(Data entries)
▼

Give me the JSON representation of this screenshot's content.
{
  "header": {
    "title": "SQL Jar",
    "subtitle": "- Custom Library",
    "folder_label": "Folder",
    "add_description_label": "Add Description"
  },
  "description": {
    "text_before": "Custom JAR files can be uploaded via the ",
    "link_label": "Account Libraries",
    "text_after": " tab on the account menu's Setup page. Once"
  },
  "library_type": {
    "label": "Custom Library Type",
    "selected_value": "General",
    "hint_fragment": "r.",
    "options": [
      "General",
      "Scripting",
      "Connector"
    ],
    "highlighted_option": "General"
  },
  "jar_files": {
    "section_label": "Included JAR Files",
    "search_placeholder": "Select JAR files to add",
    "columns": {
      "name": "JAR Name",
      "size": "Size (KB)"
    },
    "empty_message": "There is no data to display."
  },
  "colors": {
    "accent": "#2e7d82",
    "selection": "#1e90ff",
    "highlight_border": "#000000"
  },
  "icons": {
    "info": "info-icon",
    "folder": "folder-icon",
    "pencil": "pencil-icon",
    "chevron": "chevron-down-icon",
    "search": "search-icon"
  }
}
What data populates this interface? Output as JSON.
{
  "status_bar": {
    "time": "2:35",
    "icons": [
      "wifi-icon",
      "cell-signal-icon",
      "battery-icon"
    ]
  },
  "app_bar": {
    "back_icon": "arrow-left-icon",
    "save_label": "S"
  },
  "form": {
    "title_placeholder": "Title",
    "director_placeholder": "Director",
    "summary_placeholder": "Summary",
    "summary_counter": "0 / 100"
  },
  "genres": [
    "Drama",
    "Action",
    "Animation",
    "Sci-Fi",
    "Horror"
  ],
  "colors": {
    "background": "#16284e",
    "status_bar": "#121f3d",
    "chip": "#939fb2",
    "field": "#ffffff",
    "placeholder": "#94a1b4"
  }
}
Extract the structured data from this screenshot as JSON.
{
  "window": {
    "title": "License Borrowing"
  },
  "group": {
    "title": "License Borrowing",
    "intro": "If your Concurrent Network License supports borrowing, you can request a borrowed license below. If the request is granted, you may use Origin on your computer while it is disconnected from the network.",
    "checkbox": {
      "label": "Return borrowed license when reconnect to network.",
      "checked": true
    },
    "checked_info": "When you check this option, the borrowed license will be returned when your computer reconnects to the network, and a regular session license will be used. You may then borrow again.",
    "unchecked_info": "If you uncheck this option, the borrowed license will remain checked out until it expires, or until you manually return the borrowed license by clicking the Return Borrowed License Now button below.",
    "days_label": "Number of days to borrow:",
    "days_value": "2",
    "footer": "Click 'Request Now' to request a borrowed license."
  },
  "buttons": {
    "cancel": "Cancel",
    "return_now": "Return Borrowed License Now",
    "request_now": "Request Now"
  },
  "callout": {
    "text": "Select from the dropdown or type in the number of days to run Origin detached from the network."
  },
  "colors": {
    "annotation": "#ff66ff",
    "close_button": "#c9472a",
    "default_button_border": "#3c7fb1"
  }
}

▲

- TASK INSTRUCTIONS: How many of the lines above contain the string "when"? Give the number only.

- RESPONSE TO THIS EXERCISE: 2